What is expected:
Scan the material and copy every line in which "Lessivage" appears.

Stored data
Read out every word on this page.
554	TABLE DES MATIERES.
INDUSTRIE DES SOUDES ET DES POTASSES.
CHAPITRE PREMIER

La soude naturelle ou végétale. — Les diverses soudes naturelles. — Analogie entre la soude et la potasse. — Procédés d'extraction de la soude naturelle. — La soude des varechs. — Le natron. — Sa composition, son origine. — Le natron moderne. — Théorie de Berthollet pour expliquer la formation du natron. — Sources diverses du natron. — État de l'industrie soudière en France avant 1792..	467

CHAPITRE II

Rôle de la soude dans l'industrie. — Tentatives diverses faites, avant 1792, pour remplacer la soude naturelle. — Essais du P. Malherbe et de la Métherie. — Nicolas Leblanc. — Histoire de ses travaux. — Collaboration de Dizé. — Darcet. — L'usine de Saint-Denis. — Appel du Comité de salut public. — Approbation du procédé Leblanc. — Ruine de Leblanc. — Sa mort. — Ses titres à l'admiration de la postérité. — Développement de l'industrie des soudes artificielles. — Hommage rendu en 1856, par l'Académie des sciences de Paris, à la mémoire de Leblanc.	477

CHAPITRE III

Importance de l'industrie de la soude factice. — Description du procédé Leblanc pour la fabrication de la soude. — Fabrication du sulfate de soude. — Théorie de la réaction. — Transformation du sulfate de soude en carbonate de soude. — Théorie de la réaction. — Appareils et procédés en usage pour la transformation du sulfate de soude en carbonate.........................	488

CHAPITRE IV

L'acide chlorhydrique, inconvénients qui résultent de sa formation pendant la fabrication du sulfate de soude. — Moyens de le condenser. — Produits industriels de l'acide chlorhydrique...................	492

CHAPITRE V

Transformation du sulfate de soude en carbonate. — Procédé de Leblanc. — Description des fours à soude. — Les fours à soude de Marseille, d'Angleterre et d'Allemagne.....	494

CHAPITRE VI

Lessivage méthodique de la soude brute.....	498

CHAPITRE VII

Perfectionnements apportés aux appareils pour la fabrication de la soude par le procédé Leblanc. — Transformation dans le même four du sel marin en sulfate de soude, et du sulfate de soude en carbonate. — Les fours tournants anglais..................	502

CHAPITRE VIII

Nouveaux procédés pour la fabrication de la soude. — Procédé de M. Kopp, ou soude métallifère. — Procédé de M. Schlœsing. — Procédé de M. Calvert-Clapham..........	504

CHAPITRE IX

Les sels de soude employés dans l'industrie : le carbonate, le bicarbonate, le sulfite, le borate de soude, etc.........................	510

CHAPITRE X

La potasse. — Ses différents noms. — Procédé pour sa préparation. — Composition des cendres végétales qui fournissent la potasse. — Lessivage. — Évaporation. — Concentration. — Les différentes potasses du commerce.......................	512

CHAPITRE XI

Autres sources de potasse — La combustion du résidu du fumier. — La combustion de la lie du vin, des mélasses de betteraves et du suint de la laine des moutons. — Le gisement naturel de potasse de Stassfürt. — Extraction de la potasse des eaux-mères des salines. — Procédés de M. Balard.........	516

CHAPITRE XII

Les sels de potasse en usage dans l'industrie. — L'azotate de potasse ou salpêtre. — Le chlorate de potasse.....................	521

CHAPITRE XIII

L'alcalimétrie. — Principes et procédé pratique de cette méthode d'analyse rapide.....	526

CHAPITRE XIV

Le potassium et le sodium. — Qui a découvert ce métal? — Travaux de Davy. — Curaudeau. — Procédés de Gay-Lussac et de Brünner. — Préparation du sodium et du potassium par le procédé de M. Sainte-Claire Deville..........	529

Exercise solution:
Lessivage méthodique de la soude brute.....	498
La potasse. — Ses différents noms. — Procédé pour sa préparation. — Composition des cendres végétales qui fournissent la potasse. — Lessivage. — Évaporation. — Concentration. — Les différentes potasses du commerce.......................	512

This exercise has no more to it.